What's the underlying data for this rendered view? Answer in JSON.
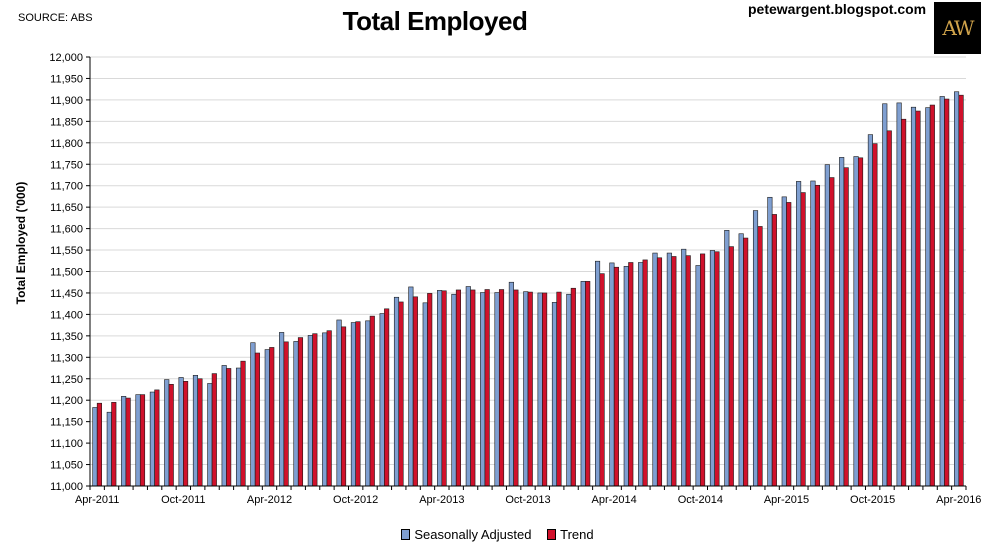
{
  "header": {
    "source": "SOURCE: ABS",
    "blog": "petewargent.blogspot.com",
    "logo_text": "AW"
  },
  "chart_data": {
    "type": "bar",
    "title": "Total Employed",
    "ylabel": "Total Employed ('000)",
    "xlabel": "",
    "ylim": [
      11000,
      12000
    ],
    "ytick_step": 50,
    "grid": true,
    "legend_position": "bottom",
    "colors": {
      "Seasonally Adjusted": "#7f9fd1",
      "Trend": "#d0112b"
    },
    "categories": [
      "Apr-2011",
      "May-2011",
      "Jun-2011",
      "Jul-2011",
      "Aug-2011",
      "Sep-2011",
      "Oct-2011",
      "Nov-2011",
      "Dec-2011",
      "Jan-2012",
      "Feb-2012",
      "Mar-2012",
      "Apr-2012",
      "May-2012",
      "Jun-2012",
      "Jul-2012",
      "Aug-2012",
      "Sep-2012",
      "Oct-2012",
      "Nov-2012",
      "Dec-2012",
      "Jan-2013",
      "Feb-2013",
      "Mar-2013",
      "Apr-2013",
      "May-2013",
      "Jun-2013",
      "Jul-2013",
      "Aug-2013",
      "Sep-2013",
      "Oct-2013",
      "Nov-2013",
      "Dec-2013",
      "Jan-2014",
      "Feb-2014",
      "Mar-2014",
      "Apr-2014",
      "May-2014",
      "Jun-2014",
      "Jul-2014",
      "Aug-2014",
      "Sep-2014",
      "Oct-2014",
      "Nov-2014",
      "Dec-2014",
      "Jan-2015",
      "Feb-2015",
      "Mar-2015",
      "Apr-2015",
      "May-2015",
      "Jun-2015",
      "Jul-2015",
      "Aug-2015",
      "Sep-2015",
      "Oct-2015",
      "Nov-2015",
      "Dec-2015",
      "Jan-2016",
      "Feb-2016",
      "Mar-2016",
      "Apr-2016"
    ],
    "xtick_labels": [
      "Apr-2011",
      "Oct-2011",
      "Apr-2012",
      "Oct-2012",
      "Apr-2013",
      "Oct-2013",
      "Apr-2014",
      "Oct-2014",
      "Apr-2015",
      "Oct-2015",
      "Apr-2016"
    ],
    "series": [
      {
        "name": "Seasonally Adjusted",
        "values": [
          11183,
          11172,
          11209,
          11213,
          11219,
          11248,
          11253,
          11258,
          11239,
          11281,
          11275,
          11334,
          11318,
          11358,
          11337,
          11351,
          11357,
          11387,
          11381,
          11385,
          11402,
          11440,
          11464,
          11427,
          11456,
          11447,
          11465,
          11451,
          11451,
          11475,
          11453,
          11450,
          11428,
          11447,
          11477,
          11524,
          11520,
          11512,
          11521,
          11543,
          11543,
          11552,
          11514,
          11549,
          11596,
          11588,
          11642,
          11673,
          11674,
          11710,
          11711,
          11749,
          11766,
          11768,
          11819,
          11891,
          11893,
          11883,
          11882,
          11908,
          11919
        ]
      },
      {
        "name": "Trend",
        "values": [
          11193,
          11195,
          11205,
          11213,
          11224,
          11237,
          11244,
          11250,
          11262,
          11274,
          11291,
          11310,
          11323,
          11336,
          11346,
          11355,
          11362,
          11371,
          11383,
          11396,
          11413,
          11429,
          11441,
          11449,
          11455,
          11457,
          11457,
          11458,
          11458,
          11457,
          11452,
          11450,
          11452,
          11461,
          11477,
          11495,
          11510,
          11521,
          11527,
          11532,
          11535,
          11537,
          11541,
          11546,
          11558,
          11578,
          11605,
          11633,
          11661,
          11684,
          11701,
          11719,
          11742,
          11765,
          11798,
          11828,
          11855,
          11874,
          11888,
          11902,
          11911
        ]
      }
    ]
  }
}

REQUIRED TASK:
Without the pictures, restate all of the entries above verbatim.

THE OUTPUT:
What's the underlying data for this rendered view? Answer in JSON.
{
  "header": {
    "source": "SOURCE: ABS",
    "blog": "petewargent.blogspot.com",
    "logo_text": "AW"
  },
  "chart_data": {
    "type": "bar",
    "title": "Total Employed",
    "ylabel": "Total Employed ('000)",
    "xlabel": "",
    "ylim": [
      11000,
      12000
    ],
    "ytick_step": 50,
    "grid": true,
    "legend_position": "bottom",
    "colors": {
      "Seasonally Adjusted": "#7f9fd1",
      "Trend": "#d0112b"
    },
    "categories": [
      "Apr-2011",
      "May-2011",
      "Jun-2011",
      "Jul-2011",
      "Aug-2011",
      "Sep-2011",
      "Oct-2011",
      "Nov-2011",
      "Dec-2011",
      "Jan-2012",
      "Feb-2012",
      "Mar-2012",
      "Apr-2012",
      "May-2012",
      "Jun-2012",
      "Jul-2012",
      "Aug-2012",
      "Sep-2012",
      "Oct-2012",
      "Nov-2012",
      "Dec-2012",
      "Jan-2013",
      "Feb-2013",
      "Mar-2013",
      "Apr-2013",
      "May-2013",
      "Jun-2013",
      "Jul-2013",
      "Aug-2013",
      "Sep-2013",
      "Oct-2013",
      "Nov-2013",
      "Dec-2013",
      "Jan-2014",
      "Feb-2014",
      "Mar-2014",
      "Apr-2014",
      "May-2014",
      "Jun-2014",
      "Jul-2014",
      "Aug-2014",
      "Sep-2014",
      "Oct-2014",
      "Nov-2014",
      "Dec-2014",
      "Jan-2015",
      "Feb-2015",
      "Mar-2015",
      "Apr-2015",
      "May-2015",
      "Jun-2015",
      "Jul-2015",
      "Aug-2015",
      "Sep-2015",
      "Oct-2015",
      "Nov-2015",
      "Dec-2015",
      "Jan-2016",
      "Feb-2016",
      "Mar-2016",
      "Apr-2016"
    ],
    "xtick_labels": [
      "Apr-2011",
      "Oct-2011",
      "Apr-2012",
      "Oct-2012",
      "Apr-2013",
      "Oct-2013",
      "Apr-2014",
      "Oct-2014",
      "Apr-2015",
      "Oct-2015",
      "Apr-2016"
    ],
    "series": [
      {
        "name": "Seasonally Adjusted",
        "values": [
          11183,
          11172,
          11209,
          11213,
          11219,
          11248,
          11253,
          11258,
          11239,
          11281,
          11275,
          11334,
          11318,
          11358,
          11337,
          11351,
          11357,
          11387,
          11381,
          11385,
          11402,
          11440,
          11464,
          11427,
          11456,
          11447,
          11465,
          11451,
          11451,
          11475,
          11453,
          11450,
          11428,
          11447,
          11477,
          11524,
          11520,
          11512,
          11521,
          11543,
          11543,
          11552,
          11514,
          11549,
          11596,
          11588,
          11642,
          11673,
          11674,
          11710,
          11711,
          11749,
          11766,
          11768,
          11819,
          11891,
          11893,
          11883,
          11882,
          11908,
          11919
        ]
      },
      {
        "name": "Trend",
        "values": [
          11193,
          11195,
          11205,
          11213,
          11224,
          11237,
          11244,
          11250,
          11262,
          11274,
          11291,
          11310,
          11323,
          11336,
          11346,
          11355,
          11362,
          11371,
          11383,
          11396,
          11413,
          11429,
          11441,
          11449,
          11455,
          11457,
          11457,
          11458,
          11458,
          11457,
          11452,
          11450,
          11452,
          11461,
          11477,
          11495,
          11510,
          11521,
          11527,
          11532,
          11535,
          11537,
          11541,
          11546,
          11558,
          11578,
          11605,
          11633,
          11661,
          11684,
          11701,
          11719,
          11742,
          11765,
          11798,
          11828,
          11855,
          11874,
          11888,
          11902,
          11911
        ]
      }
    ]
  }
}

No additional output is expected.